START

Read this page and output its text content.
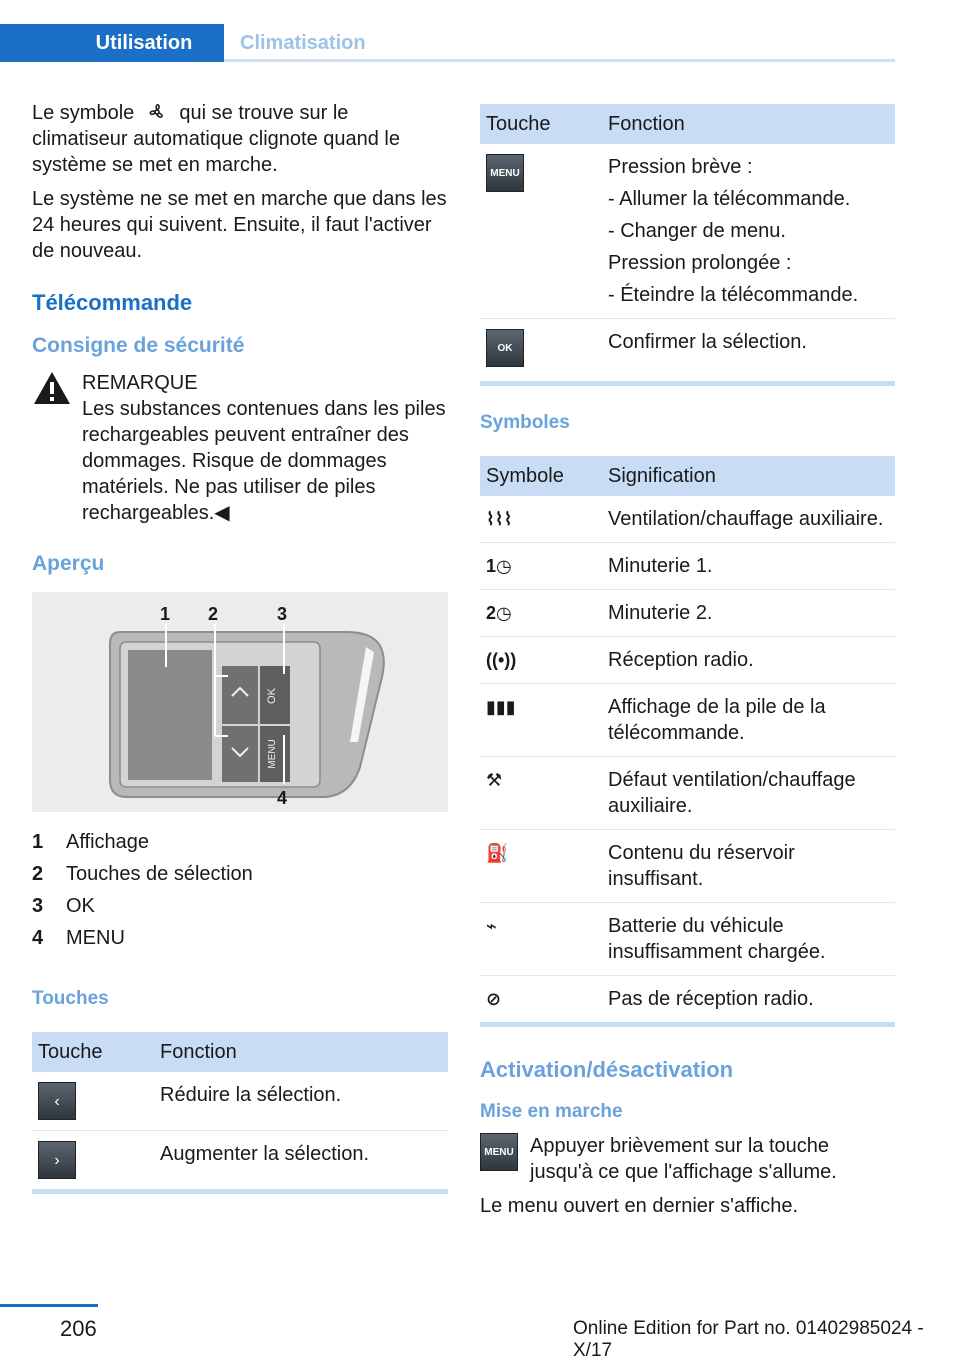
Utilisation	Climatisation

Le symbole qui se trouve sur le climatiseur automatique clignote quand le système se met en marche.

Le système ne se met en marche que dans les 24 heures qui suivent. Ensuite, il faut l'activer de nouveau.

Télécommande
Consigne de sécurité
REMARQUE
Les substances contenues dans les piles rechargeables peuvent entraîner des dommages. Risque de dommages matériels. Ne pas utiliser de piles rechargeables.◀
Aperçu
OK
MENU
1 2	3
4
1	Affichage
2	Touches de sélection
3	OK
4	MENU
Touches
Touche	Fonction
‹	Réduire la sélection.
›	Augmenter la sélection.
Touche	Fonction
MENU	Pression brève :
- Allumer la télécommande.
- Changer de menu.
Pression prolongée :
- Éteindre la télécommande.

OK	Confirmer la sélection.
Symboles
Symbole	Signification
⌇⌇⌇	Ventilation/chauffage auxiliaire.
1◷	Minuterie 1.
2◷	Minuterie 2.
((•))	Réception radio.
▮▮▮	Affichage de la pile de la télécommande.
⚒	Défaut ventilation/chauffage auxiliaire.
⛽	Contenu du réservoir insuffisant.
⌁	Batterie du véhicule insuffisamment chargée.
⊘	Pas de réception radio.
Activation/désactivation
Mise en marche
MENU Appuyer brièvement sur la touche jusqu'à ce que l'affichage s'allume.

Le menu ouvert en dernier s'affiche.

206	Online Edition for Part no. 01402985024 - X/17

END

Your task: Write out again every line above exactly as given; the pictures do not belong in the copy.

Answer to this problem:
Read this page and output its text content.
Utilisation	Climatisation

Le symbole qui se trouve sur le climatiseur automatique clignote quand le système se met en marche.

Le système ne se met en marche que dans les 24 heures qui suivent. Ensuite, il faut l'activer de nouveau.

Télécommande
Consigne de sécurité
REMARQUE
Les substances contenues dans les piles rechargeables peuvent entraîner des dommages. Risque de dommages matériels. Ne pas utiliser de piles rechargeables.◀
Aperçu
OK
MENU
1 2	3
4
1	Affichage
2	Touches de sélection
3	OK
4	MENU
Touches
Touche	Fonction
‹	Réduire la sélection.
›	Augmenter la sélection.
Touche	Fonction
MENU	Pression brève :
- Allumer la télécommande.
- Changer de menu.
Pression prolongée :
- Éteindre la télécommande.

OK	Confirmer la sélection.
Symboles
Symbole	Signification
⌇⌇⌇	Ventilation/chauffage auxiliaire.
1◷	Minuterie 1.
2◷	Minuterie 2.
((•))	Réception radio.
▮▮▮	Affichage de la pile de la télécommande.
⚒	Défaut ventilation/chauffage auxiliaire.
⛽	Contenu du réservoir insuffisant.
⌁	Batterie du véhicule insuffisamment chargée.
⊘	Pas de réception radio.
Activation/désactivation
Mise en marche
MENU Appuyer brièvement sur la touche jusqu'à ce que l'affichage s'allume.

Le menu ouvert en dernier s'affiche.

206	Online Edition for Part no. 01402985024 - X/17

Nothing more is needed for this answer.